====== SELECTED EXTRACT ======

Pubdate: Thu, 08 Oct 2009
Source: Santa Maria Times (CA)
Copyright: 2009 Lee Central Coast Newspapers
Contact: http://www.santamariatimes.com/contact/letter/
Website: http://www.santamariatimes.com/
Details: http://www.mapinc.org/media/396
Author: Brian Bullock, Staff Writer

LOCAL GROUP PLANS ANTI-POT EFFORT

Santa Maria Valley residents got briefed Thursday on the strategies
used to battle marijuana use in San Diego County.

Representatives of Health Advocates Rejecting Marijuana (HARM), a San
Diego-based activist group, visited the city at the request of
Fighting Back Santa Maria Valley to inform local leaders on how to
reverse the growing trend of marijuana use by school-aged children.

HARM was formed in 2005 from the San Diego County Marijuana Prevention
Initiative after the county was determined to be the top producer of
marijuana in the state.

The group enlisted local leaders and enthusiastic youth and instituted
a five-campaign attack on what it considers the destructive
"normalization" of marijuana use in society.

The group targets retailers or manufacturers, public venues,
pro-marijuana media, "head shops" and marijuana dispensaries in an
attempt to reduce youth exposure to them.

HARM enlisted volunteer youth to canvass San Diego County in search of
marijuana-associated products, messages and events.

Retailers targeted by HARM included Lucky Jeans, owned by Liz
Claiborne; Vans shoes; and Target stores, all of which either
manufactured or sold products that featured marijuana leaves or
messages that glorified pot use.

======

■ THE TASK: From the news article on the anti-marijuana effort above, reproduce the stretch from "Copyright: 2009 Lee" through "San Diego County." word for word.

====== SUPPLIED MATERIAL ======

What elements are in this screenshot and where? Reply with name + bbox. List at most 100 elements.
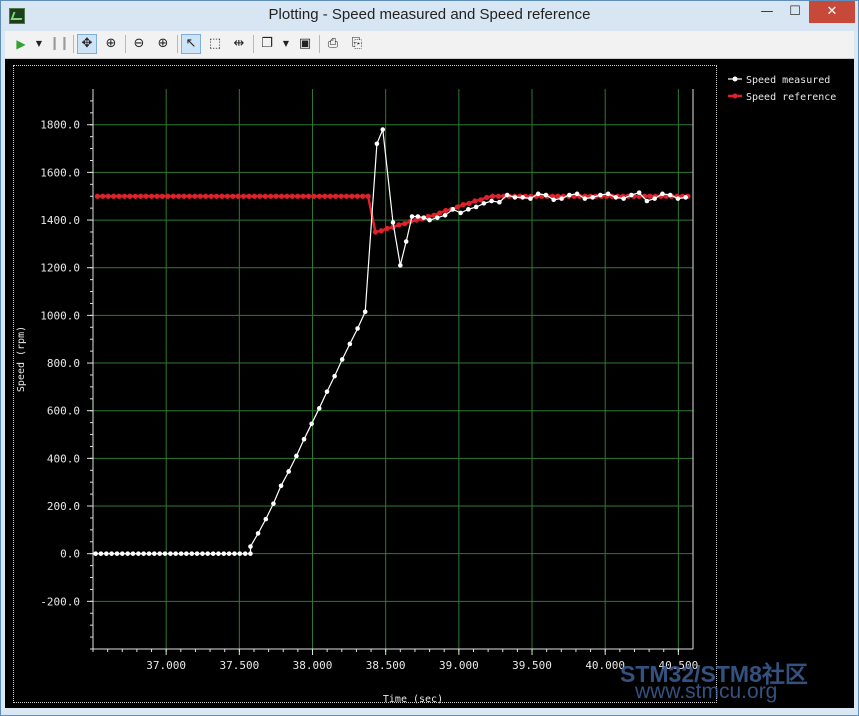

======

■ EXERCISE SOLUTION:
Copyright: 2009 Lee Central Coast Newspapers
Contact: http://www.santamariatimes.com/contact/letter/
Website: http://www.santamariatimes.com/
Details: http://www.mapinc.org/media/396
Author: Brian Bullock, Staff Writer

LOCAL GROUP PLANS ANTI-POT EFFORT

Santa Maria Valley residents got briefed Thursday on the strategies
used to battle marijuana use in San Diego County.